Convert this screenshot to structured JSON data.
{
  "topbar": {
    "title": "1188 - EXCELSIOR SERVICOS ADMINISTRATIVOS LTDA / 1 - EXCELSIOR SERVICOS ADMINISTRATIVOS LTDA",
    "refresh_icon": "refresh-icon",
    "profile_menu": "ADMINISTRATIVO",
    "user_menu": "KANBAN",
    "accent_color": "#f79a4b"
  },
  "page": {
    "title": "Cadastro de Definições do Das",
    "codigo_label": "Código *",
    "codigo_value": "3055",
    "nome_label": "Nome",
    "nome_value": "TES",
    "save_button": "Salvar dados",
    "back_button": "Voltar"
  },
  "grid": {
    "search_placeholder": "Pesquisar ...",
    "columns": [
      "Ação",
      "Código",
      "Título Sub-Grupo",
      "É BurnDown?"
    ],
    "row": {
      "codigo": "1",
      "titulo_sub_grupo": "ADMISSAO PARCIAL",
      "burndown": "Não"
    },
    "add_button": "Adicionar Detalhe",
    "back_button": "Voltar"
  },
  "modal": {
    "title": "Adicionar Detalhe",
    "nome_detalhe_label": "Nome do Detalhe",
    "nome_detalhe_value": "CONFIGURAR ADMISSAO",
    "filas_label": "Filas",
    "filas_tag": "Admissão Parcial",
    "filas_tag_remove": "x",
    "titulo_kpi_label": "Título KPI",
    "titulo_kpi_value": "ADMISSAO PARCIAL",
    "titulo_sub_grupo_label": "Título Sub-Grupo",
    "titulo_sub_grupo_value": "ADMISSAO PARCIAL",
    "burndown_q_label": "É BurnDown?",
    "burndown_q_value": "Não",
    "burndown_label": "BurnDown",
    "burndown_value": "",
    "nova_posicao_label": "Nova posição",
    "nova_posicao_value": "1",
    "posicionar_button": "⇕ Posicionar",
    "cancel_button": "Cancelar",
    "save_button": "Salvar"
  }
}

=-=-=

Task to complete — Reproduce every line of the listing above in which the string "title" appears.

Complete answer —
    "title": "1188 - EXCELSIOR SERVICOS ADMINISTRATIVOS LTDA / 1 - EXCELSIOR SERVICOS ADMINISTRATIVOS LTDA",
    "title": "Cadastro de Definições do Das",
    "title": "Adicionar Detalhe",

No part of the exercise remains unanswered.